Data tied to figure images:
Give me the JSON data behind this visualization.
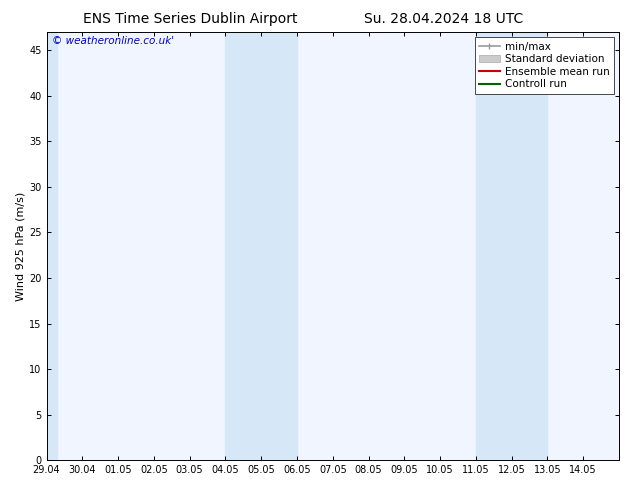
{
  "title_left": "ENS Time Series Dublin Airport",
  "title_right": "Su. 28.04.2024 18 UTC",
  "ylabel": "Wind 925 hPa (m/s)",
  "watermark": "© weatheronline.co.uk'",
  "xlim_start": 0,
  "xlim_end": 16,
  "ylim_min": 0,
  "ylim_max": 47,
  "yticks": [
    0,
    5,
    10,
    15,
    20,
    25,
    30,
    35,
    40,
    45
  ],
  "xtick_labels": [
    "29.04",
    "30.04",
    "01.05",
    "02.05",
    "03.05",
    "04.05",
    "05.05",
    "06.05",
    "07.05",
    "08.05",
    "09.05",
    "10.05",
    "11.05",
    "12.05",
    "13.05",
    "14.05"
  ],
  "shaded_bands": [
    {
      "xmin": 5,
      "xmax": 7
    },
    {
      "xmin": 12,
      "xmax": 14
    }
  ],
  "left_edge_band": {
    "xmin": 0,
    "xmax": 0.3
  },
  "plot_bg_color": "#f0f5ff",
  "background_color": "#ffffff",
  "shade_color": "#d6e8f8",
  "title_fontsize": 10,
  "tick_fontsize": 7,
  "ylabel_fontsize": 8,
  "watermark_fontsize": 7.5,
  "watermark_color": "#0000cc",
  "legend_fontsize": 7.5,
  "spine_color": "#000000"
}
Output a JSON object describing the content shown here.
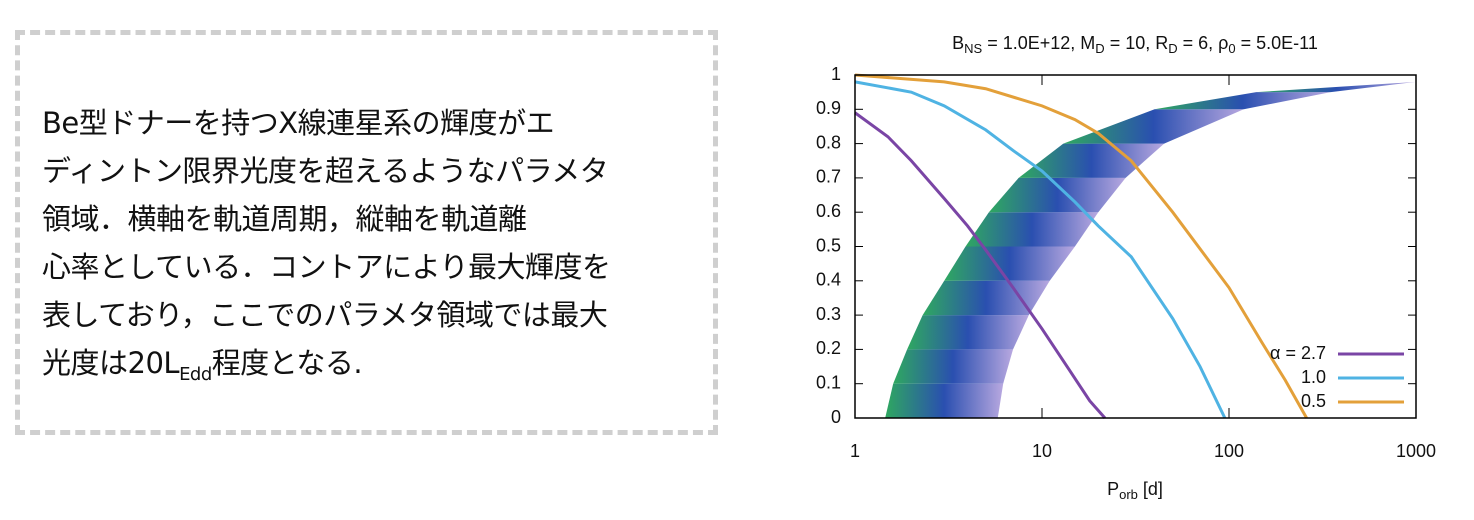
{
  "text_box": {
    "lines": [
      "Be型ドナーを持つX線連星系の輝度がエ",
      "ディントン限界光度を超えるようなパラメタ",
      "領域．横軸を軌道周期，縦軸を軌道離",
      "心率としている．コントアにより最大輝度を",
      "表しており，ここでのパラメタ領域では最大"
    ],
    "last_line": [
      "光度は20L",
      "Edd",
      "程度となる."
    ]
  },
  "chart_data": {
    "type": "line",
    "title_parts": [
      "B",
      "NS",
      " = 1.0E+12,  M",
      "D",
      " = 10,  R",
      "D",
      " = 6, ρ",
      "0",
      " = 5.0E-11"
    ],
    "xlabel_parts": [
      "P",
      "orb",
      " [d]"
    ],
    "log_x": true,
    "xlim": [
      1,
      1000
    ],
    "xticks": [
      1,
      10,
      100,
      1000
    ],
    "ylim": [
      0,
      1
    ],
    "yticks": [
      0,
      0.1,
      0.2,
      0.3,
      0.4,
      0.5,
      0.6,
      0.7,
      0.8,
      0.9,
      1
    ],
    "legend": "lower right",
    "band": {
      "y": [
        0,
        0.1,
        0.2,
        0.3,
        0.4,
        0.5,
        0.6,
        0.7,
        0.8,
        0.9,
        0.95,
        0.98
      ],
      "x_low": [
        1.45,
        1.6,
        1.9,
        2.3,
        3,
        3.9,
        5.2,
        7.5,
        13,
        40,
        140,
        1000
      ],
      "x_high": [
        5.8,
        6.2,
        7,
        8.5,
        11,
        15,
        20,
        28,
        45,
        120,
        350,
        1000
      ],
      "colors": [
        "#2fa860",
        "#2a4fb0",
        "#b8a8e0"
      ]
    },
    "series": [
      {
        "name": "α = 2.7",
        "color": "#7a45a5",
        "x": [
          1,
          1.5,
          2,
          3,
          4,
          5,
          7,
          10,
          14,
          18,
          21.7
        ],
        "values": [
          0.89,
          0.82,
          0.75,
          0.64,
          0.56,
          0.49,
          0.38,
          0.26,
          0.14,
          0.05,
          0
        ]
      },
      {
        "name": "1.0",
        "color": "#4fb3e3",
        "x": [
          1,
          2,
          3,
          5,
          7,
          10,
          15,
          20,
          30,
          50,
          70,
          95
        ],
        "values": [
          0.98,
          0.95,
          0.91,
          0.84,
          0.78,
          0.72,
          0.63,
          0.56,
          0.47,
          0.29,
          0.15,
          0
        ]
      },
      {
        "name": "0.5",
        "color": "#e3a03a",
        "x": [
          1,
          3,
          5,
          10,
          15,
          20,
          30,
          50,
          100,
          150,
          200,
          260
        ],
        "values": [
          1,
          0.98,
          0.96,
          0.91,
          0.87,
          0.83,
          0.75,
          0.6,
          0.38,
          0.22,
          0.11,
          0
        ]
      }
    ]
  }
}
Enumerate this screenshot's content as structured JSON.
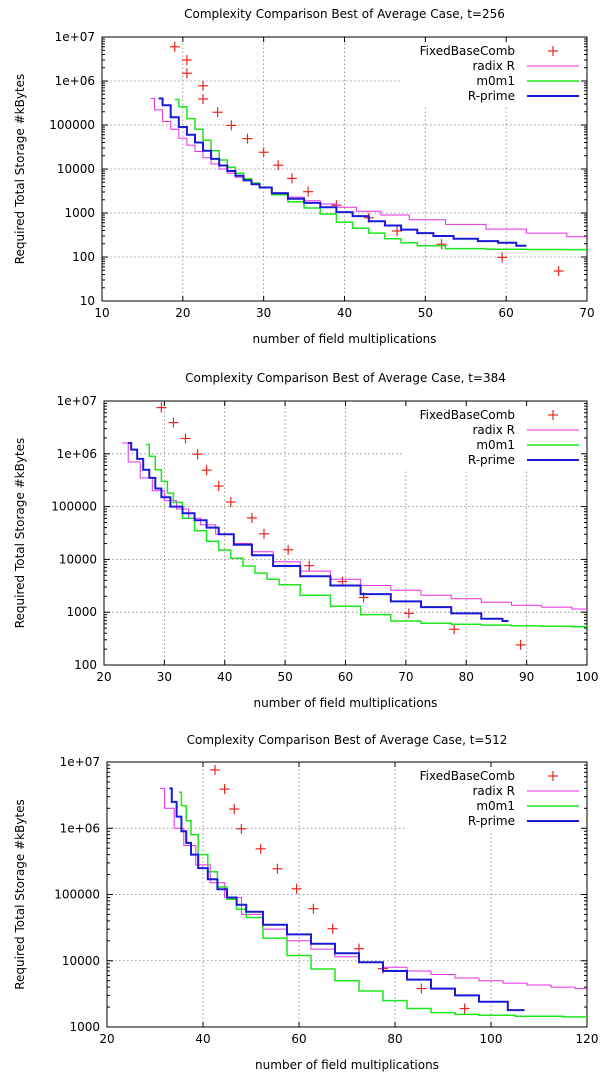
{
  "chart_data": [
    {
      "type": "scatter",
      "title": "Complexity Comparison Best of Average Case, t=256",
      "xlabel": "number of field multiplications",
      "ylabel": "Required Total Storage #kBytes",
      "xlim": [
        10,
        70
      ],
      "ylim": [
        10,
        10000000
      ],
      "yscale": "log",
      "xticks": [
        10,
        20,
        30,
        40,
        50,
        60,
        70
      ],
      "yticks": [
        10,
        100,
        1000,
        10000,
        100000,
        1000000,
        10000000
      ],
      "ytick_labels": [
        "10",
        "100",
        "1000",
        "10000",
        "100000",
        "1e+06",
        "1e+07"
      ],
      "grid": true,
      "legend": "top-right",
      "series": [
        {
          "name": "FixedBaseComb",
          "kind": "points",
          "color": "#e8251f",
          "x": [
            19,
            20.5,
            20.5,
            22.5,
            22.5,
            24.3,
            26,
            28,
            30,
            31.8,
            33.5,
            35.5,
            39,
            43,
            46.5,
            52,
            59.5,
            66.5
          ],
          "y": [
            6000000,
            3000000,
            1500000,
            780000,
            390000,
            195000,
            98000,
            49000,
            24000,
            12200,
            6100,
            3050,
            1500,
            780,
            390,
            195,
            98,
            48
          ]
        },
        {
          "name": "radix R",
          "kind": "line",
          "color": "#e62ee6",
          "x": [
            16,
            17,
            18,
            19,
            20,
            21,
            22,
            23,
            24,
            25,
            26,
            27,
            28,
            29,
            30,
            32,
            34,
            36,
            38,
            40,
            43,
            46,
            50,
            55,
            60,
            65,
            70
          ],
          "y": [
            400000,
            220000,
            120000,
            80000,
            50000,
            35000,
            25000,
            18000,
            13000,
            10000,
            8000,
            6500,
            5500,
            4500,
            3800,
            2900,
            2300,
            1900,
            1600,
            1350,
            1100,
            900,
            700,
            550,
            430,
            350,
            290
          ]
        },
        {
          "name": "m0m1",
          "kind": "line",
          "color": "#1ee61e",
          "x": [
            19,
            20,
            21,
            22,
            23,
            24,
            25,
            26,
            27,
            28,
            29,
            30,
            32,
            34,
            36,
            38,
            40,
            42,
            44,
            46,
            48,
            50,
            55,
            60,
            65,
            70
          ],
          "y": [
            380000,
            260000,
            140000,
            80000,
            45000,
            26000,
            16000,
            11000,
            8000,
            6000,
            4800,
            3800,
            2600,
            1800,
            1300,
            950,
            620,
            450,
            350,
            260,
            210,
            180,
            155,
            150,
            148,
            147
          ]
        },
        {
          "name": "R-prime",
          "kind": "line",
          "color": "#1a1ad6",
          "x": [
            17,
            18,
            19,
            20,
            21,
            22,
            23,
            24,
            25,
            26,
            27,
            28,
            29,
            30,
            32,
            34,
            36,
            38,
            40,
            42,
            44,
            46,
            48,
            50,
            52,
            55,
            58,
            60,
            62.5
          ],
          "y": [
            400000,
            280000,
            150000,
            90000,
            60000,
            40000,
            26000,
            17000,
            12000,
            9000,
            7000,
            5500,
            4500,
            3800,
            2800,
            2100,
            1700,
            1350,
            1050,
            850,
            650,
            520,
            420,
            350,
            300,
            260,
            230,
            210,
            180
          ]
        }
      ]
    },
    {
      "type": "scatter",
      "title": "Complexity Comparison Best of Average Case, t=384",
      "xlabel": "number of field multiplications",
      "ylabel": "Required Total Storage #kBytes",
      "xlim": [
        20,
        100
      ],
      "ylim": [
        100,
        10000000
      ],
      "yscale": "log",
      "xticks": [
        20,
        30,
        40,
        50,
        60,
        70,
        80,
        90,
        100
      ],
      "yticks": [
        100,
        1000,
        10000,
        100000,
        1000000,
        10000000
      ],
      "ytick_labels": [
        "100",
        "1000",
        "10000",
        "100000",
        "1e+06",
        "1e+07"
      ],
      "grid": true,
      "legend": "top-right",
      "series": [
        {
          "name": "FixedBaseComb",
          "kind": "points",
          "color": "#e8251f",
          "x": [
            29.5,
            31.5,
            33.5,
            35.5,
            37,
            39,
            41,
            44.5,
            46.5,
            50.5,
            54,
            59.5,
            63,
            70.5,
            78,
            89
          ],
          "y": [
            7500000,
            3900000,
            1950000,
            980000,
            490000,
            245000,
            122000,
            61000,
            30500,
            15200,
            7600,
            3800,
            1900,
            950,
            475,
            240
          ]
        },
        {
          "name": "radix R",
          "kind": "line",
          "color": "#e62ee6",
          "x": [
            23,
            25,
            27,
            29,
            31,
            33,
            35,
            37,
            40,
            43,
            46,
            50,
            55,
            60,
            65,
            70,
            75,
            80,
            85,
            90,
            95,
            100
          ],
          "y": [
            1600000,
            700000,
            350000,
            200000,
            130000,
            90000,
            60000,
            45000,
            30000,
            20000,
            14000,
            9000,
            6000,
            4200,
            3200,
            2600,
            2100,
            1800,
            1550,
            1350,
            1250,
            1150
          ]
        },
        {
          "name": "m0m1",
          "kind": "line",
          "color": "#1ee61e",
          "x": [
            27,
            28,
            29,
            30,
            31,
            32,
            34,
            36,
            38,
            40,
            42,
            44,
            46,
            48,
            50,
            55,
            60,
            65,
            70,
            75,
            80,
            85,
            90,
            95,
            100
          ],
          "y": [
            1500000,
            900000,
            500000,
            300000,
            180000,
            120000,
            60000,
            35000,
            22000,
            15000,
            10500,
            7500,
            5500,
            4200,
            3300,
            2100,
            1300,
            900,
            680,
            620,
            590,
            570,
            550,
            540,
            530
          ]
        },
        {
          "name": "R-prime",
          "kind": "line",
          "color": "#1a1ad6",
          "x": [
            24,
            25,
            26,
            27,
            28,
            29,
            30,
            32,
            34,
            36,
            38,
            40,
            43,
            46,
            50,
            55,
            60,
            65,
            70,
            75,
            80,
            85,
            87
          ],
          "y": [
            1600000,
            1200000,
            800000,
            500000,
            350000,
            220000,
            150000,
            100000,
            75000,
            55000,
            40000,
            30000,
            19000,
            12000,
            7500,
            4800,
            3200,
            2200,
            1600,
            1250,
            950,
            750,
            680
          ]
        }
      ]
    },
    {
      "type": "scatter",
      "title": "Complexity Comparison Best of Average Case, t=512",
      "xlabel": "number of field multiplications",
      "ylabel": "Required Total Storage #kBytes",
      "xlim": [
        20,
        120
      ],
      "ylim": [
        1000,
        10000000
      ],
      "yscale": "log",
      "xticks": [
        20,
        40,
        60,
        80,
        100,
        120
      ],
      "yticks": [
        1000,
        10000,
        100000,
        1000000,
        10000000
      ],
      "ytick_labels": [
        "1000",
        "10000",
        "100000",
        "1e+06",
        "1e+07"
      ],
      "grid": true,
      "legend": "top-right",
      "series": [
        {
          "name": "FixedBaseComb",
          "kind": "points",
          "color": "#e8251f",
          "x": [
            42.5,
            44.5,
            46.5,
            48,
            52,
            55.5,
            59.5,
            63,
            67,
            72.5,
            77.5,
            85.5,
            94.5
          ],
          "y": [
            7600000,
            3900000,
            1950000,
            980000,
            490000,
            245000,
            122000,
            61000,
            30500,
            15200,
            7600,
            3800,
            1900
          ]
        },
        {
          "name": "radix R",
          "kind": "line",
          "color": "#e62ee6",
          "x": [
            31,
            33,
            35,
            37,
            40,
            43,
            46,
            50,
            55,
            60,
            65,
            70,
            75,
            80,
            85,
            90,
            95,
            100,
            105,
            110,
            115,
            120
          ],
          "y": [
            4000000,
            2000000,
            1000000,
            550000,
            280000,
            150000,
            90000,
            50000,
            30000,
            20000,
            15000,
            11500,
            9500,
            8000,
            7000,
            6200,
            5500,
            5000,
            4600,
            4300,
            4000,
            3800
          ]
        },
        {
          "name": "m0m1",
          "kind": "line",
          "color": "#1ee61e",
          "x": [
            35,
            36,
            37,
            38,
            40,
            42,
            44,
            46,
            48,
            50,
            55,
            60,
            65,
            70,
            75,
            80,
            85,
            90,
            95,
            100,
            110,
            120
          ],
          "y": [
            3500000,
            2200000,
            1300000,
            800000,
            400000,
            220000,
            130000,
            85000,
            60000,
            45000,
            22000,
            12000,
            7500,
            5000,
            3500,
            2500,
            1900,
            1650,
            1550,
            1500,
            1450,
            1420
          ]
        },
        {
          "name": "R-prime",
          "kind": "line",
          "color": "#1a1ad6",
          "x": [
            33,
            34,
            35,
            36,
            37,
            38,
            40,
            42,
            44,
            46,
            48,
            50,
            55,
            60,
            65,
            70,
            75,
            80,
            85,
            90,
            95,
            100,
            107
          ],
          "y": [
            4000000,
            2500000,
            1500000,
            900000,
            600000,
            400000,
            250000,
            170000,
            120000,
            90000,
            70000,
            55000,
            35000,
            25000,
            18000,
            13000,
            9500,
            7000,
            5200,
            3800,
            3000,
            2400,
            1800
          ]
        }
      ]
    }
  ]
}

**Instructions for the task**
Go over the records above line by line and count those holding the word "content". Reply only with the number.

**Expected answer**
2